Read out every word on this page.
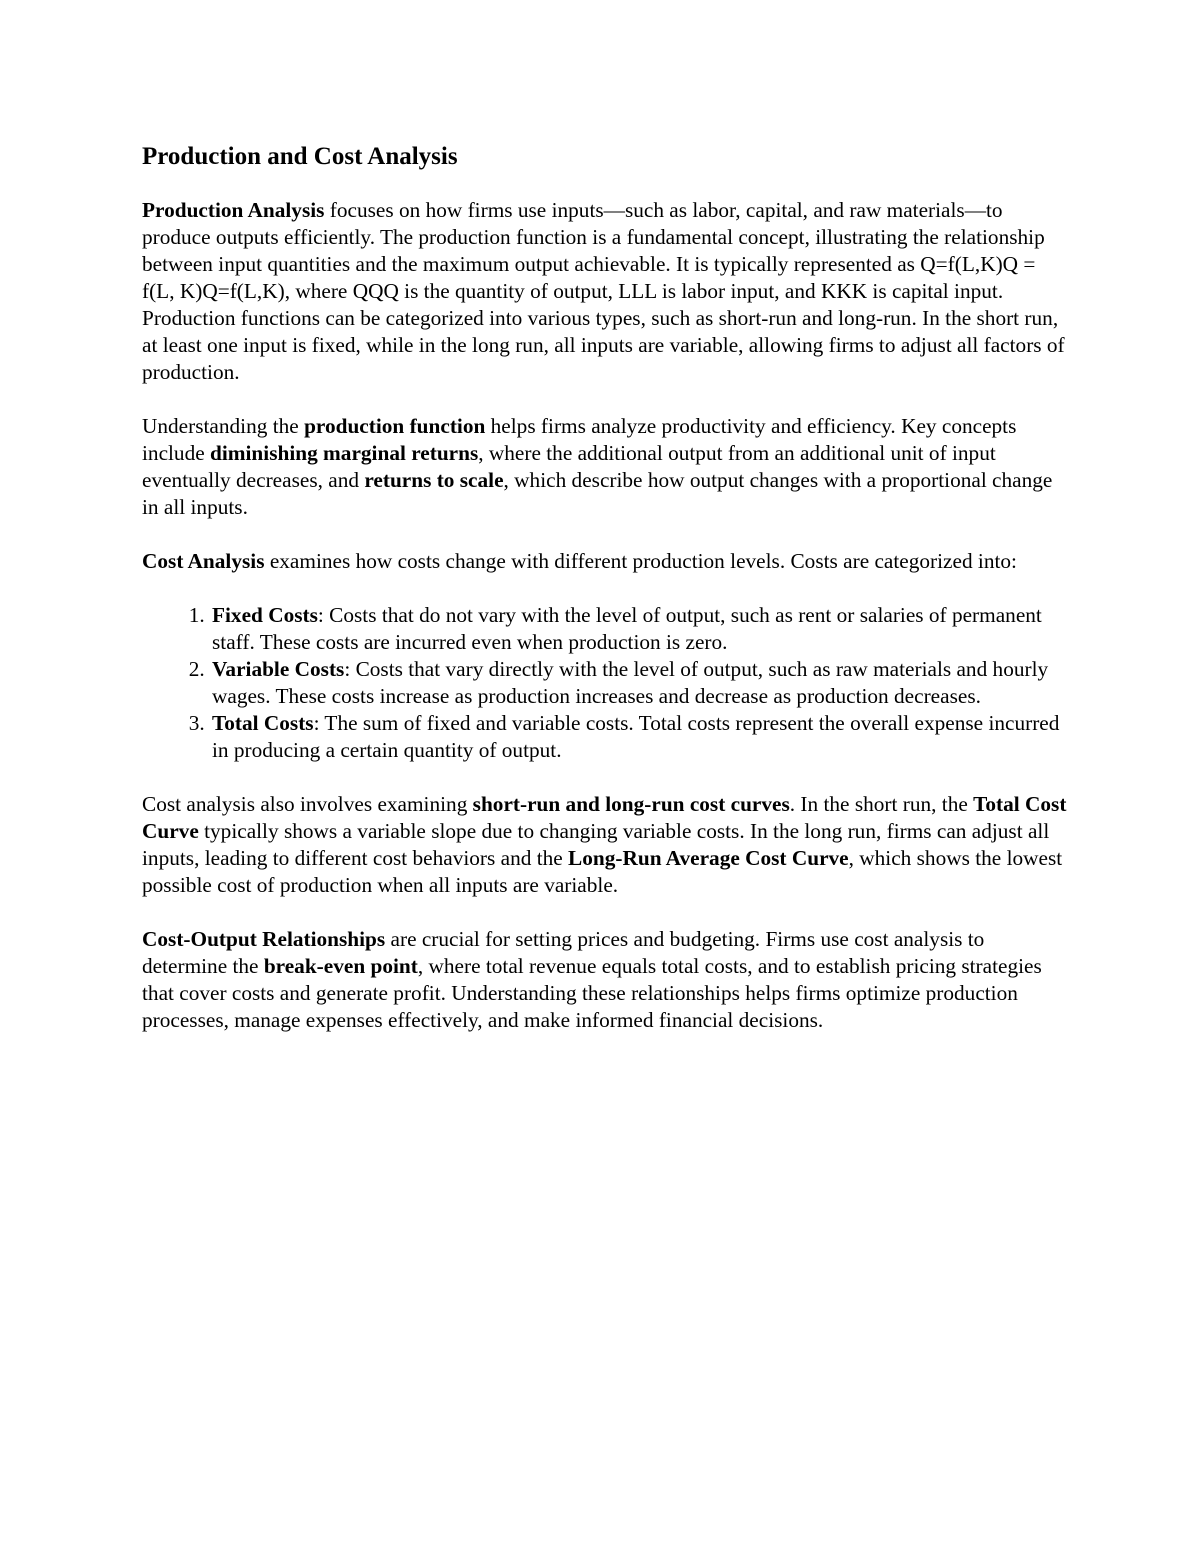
Production and Cost Analysis

Production Analysis focuses on how firms use inputs—such as labor, capital, and raw materials—to produce outputs efficiently. The production function is a fundamental concept, illustrating the relationship between input quantities and the maximum output achievable. It is typically represented as Q=f(L,K)Q = f(L, K)Q=f(L,K), where QQQ is the quantity of output, LLL is labor input, and KKK is capital input. Production functions can be categorized into various types, such as short-run and long-run. In the short run, at least one input is fixed, while in the long run, all inputs are variable, allowing firms to adjust all factors of production.

Understanding the production function helps firms analyze productivity and efficiency. Key concepts include diminishing marginal returns, where the additional output from an additional unit of input eventually decreases, and returns to scale, which describe how output changes with a proportional change in all inputs.

Cost Analysis examines how costs change with different production levels. Costs are categorized into:

1. Fixed Costs: Costs that do not vary with the level of output, such as rent or salaries of permanent staff. These costs are incurred even when production is zero.
2. Variable Costs: Costs that vary directly with the level of output, such as raw materials and hourly wages. These costs increase as production increases and decrease as production decreases.
3. Total Costs: The sum of fixed and variable costs. Total costs represent the overall expense incurred in producing a certain quantity of output.

Cost analysis also involves examining short-run and long-run cost curves. In the short run, the Total Cost Curve typically shows a variable slope due to changing variable costs. In the long run, firms can adjust all inputs, leading to different cost behaviors and the Long-Run Average Cost Curve, which shows the lowest possible cost of production when all inputs are variable.

Cost-Output Relationships are crucial for setting prices and budgeting. Firms use cost analysis to determine the break-even point, where total revenue equals total costs, and to establish pricing strategies that cover costs and generate profit. Understanding these relationships helps firms optimize production processes, manage expenses effectively, and make informed financial decisions.
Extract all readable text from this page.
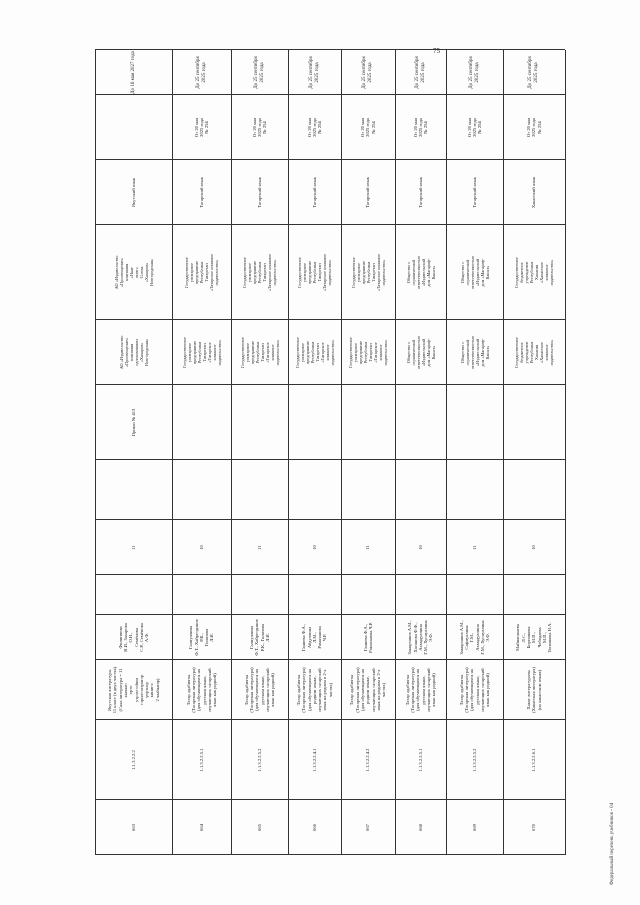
75
Федеральный перечень учебников - 04
663
1.1.3.2.2.2
Якутская литература.
11 класс (в двух частях)
(Саха литература = 11
кылаас:
орто
уэрэхтээhин
тэрилтэлэригэр
үөрэнэр
кинигэ:
2 чааhыгар)
Филиппова
Н.И., Захарова
О.Н.,
Семёнова
С.Р., Семёнова
А.Ф.
11
Приказ № 413
АО «Издательство
«Просвещение»
компания
однокомпании
«Хахаров»
Новгородская»
АО «Издательство
«Просвещение»
компания
«Наш-
нинг»
Союза
«Хахаров»
Новгородская»
Якутский язык
До 16 мая 2027 года
664
1.1.3.2.2.5.1
Татар әдәбияты
(Татарская литература)
(для обучающихся на
русском языке,
изучающих татарский
язык как родной)
Галиуллина
Ф.Т., Хайретдинов
Р.К.,
Гилязова
Л.И.
10
Государственное
унитарное
предприятие
Республики
Татарстан
«Татарское
книжное
издательство»
Государственное
унитарное
предприятие
Республики
Татарстан
«Татарское книжное
издательство»
Татарский язык
От 20 мая
2025 года
№ 254
До 25 сентября 2025 года
665
1.1.3.2.2.5.2
Татар әдәбияты
(Татарская литература)
(для обучающихся на
русском языке,
изучающих татарский
язык как родной)
Галиуллина
Ф.Т., Хайретдинов
Р.К., Гилязова
Л.И.
11
Государственное
унитарное
предприятие
Республики
Татарстан
«Татарское
книжное
издательство»
Государственное
унитарное
предприятие
Республики
Татарстан
«Татарское книжное
издательство»
Татарский язык
От 20 мая
2025 года
№ 254
До 25 сентября 2025 года
666
1.1.3.2.2.4.1
Татар әдәбияты
(Татарская литература)
(для обучающихся на
родном языке,
изучающих татарский
язык на родном в 2-х
частях)
Ганиева Ф.А.,
Абдуллина
Л.М.,
Рамазанова
Ч.Р.
10
Государственное
унитарное
предприятие
Республики
Татарстан
«Татарское
книжное
издательство»
Государственное
унитарное
предприятие
Республики
Татарстан
«Татарское книжное
издательство»
Татарский язык
От 20 мая
2025 года
№ 254
До 25 сентября 2025 года
667
1.1.3.2.2.4.2
Татар әдәбияты
(Татарская литература)
(для обучающихся на
родном языке,
изучающих татарский
язык на родном в 2-х
частях)
Ганиева Ф.А.,
Рамазанова Ч.Р.
11
Государственное
унитарное
предприятие
Республики
Татарстан
«Татарское
книжное
издательство»
Государственное
унитарное
предприятие
Республики
Татарстан
«Татарское книжное
издательство»
Татарский язык
От 20 мая
2025 года
№ 254
До 25 сентября 2025 года
668
1.1.3.2.2.5.1
Татар әдәбияты
(Татарская литература)
(для обучающихся на
русском языке,
изучающих татарский
язык как родной)
Закирзянов А.М.,
Хасанова Ф.Ф.,
Ахмадуллина
Г.М., Хуснуллина
Э.Ф.
10
Общество с
ограниченной
ответственностью
«Издательский
дом «Магариф-
Вакыт»
Общество с
ограниченной
ответственностью
«Издательский
дом «Магариф-
Вакыт»
Татарский язык
От 20 мая
2025 года
№ 254
До 25 сентября 2025 года
669
1.1.3.2.2.5.2
Татар әдәбияты
(Татарская литература)
(для обучающихся на
русском языке,
изучающих татарский
язык как родной)
Закирзянов А.М.,
Сафиуллина
Г.М.,
Ахмадуллина
Г.М., Хуснуллина
Э.Ф.
11
Общество с
ограниченной
ответственностью
«Издательский
дом «Магариф-
Вакыт»
Общество с
ограниченной
ответственностью
«Издательский
дом «Магариф-
Вакыт»
Татарский язык
От 20 мая
2025 года
№ 254
До 25 сентября 2025 года
670
1.1.3.2.2.6.1
Хакас литературазы
(Хакасская литература)
(на хакасском языке)
Майнагашева
Л.С.,
Боргоякова
М.П.,
Чебодаева
М.П.,
Топоякова Н.А.
10
Государственное
бюджетное
учреждение
Республики
Хакасия
«Хакасское
книжное
издательство»
Государственное
бюджетное
учреждение
Республики
Хакасия
«Хакасское
книжное
издательство»
Хакасский язык
От 20 мая
2025 года
№ 254
До 25 сентября 2025 года
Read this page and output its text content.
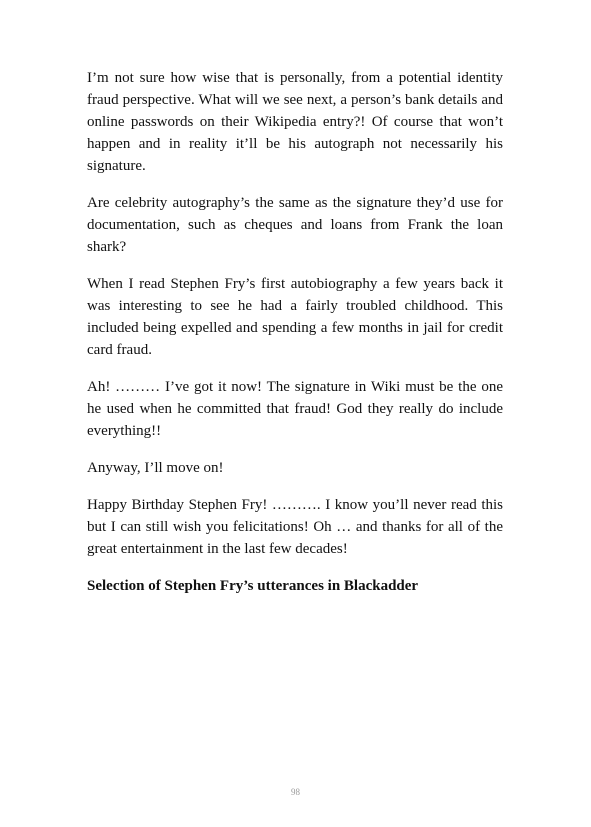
I’m not sure how wise that is personally, from a potential identity fraud perspective. What will we see next, a person’s bank details and online passwords on their Wikipedia entry?! Of course that won’t happen and in reality it’ll be his autograph not necessarily his signature.

Are celebrity autography’s the same as the signature they’d use for documentation, such as cheques and loans from Frank the loan shark?

When I read Stephen Fry’s first autobiography a few years back it was interesting to see he had a fairly troubled childhood. This included being expelled and spending a few months in jail for credit card fraud.

Ah! ……… I’ve got it now! The signature in Wiki must be the one he used when he committed that fraud! God they really do include everything!!

Anyway, I’ll move on!

Happy Birthday Stephen Fry! ………. I know you’ll never read this but I can still wish you felicitations! Oh … and thanks for all of the great entertainment in the last few decades!

Selection of Stephen Fry’s utterances in Blackadder

98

++++++++++++++++++++

### What to produce
Track down every line with the word "text" and copy it.

### Task solution
Extract all readable text from this page.
Read this page and output its text content.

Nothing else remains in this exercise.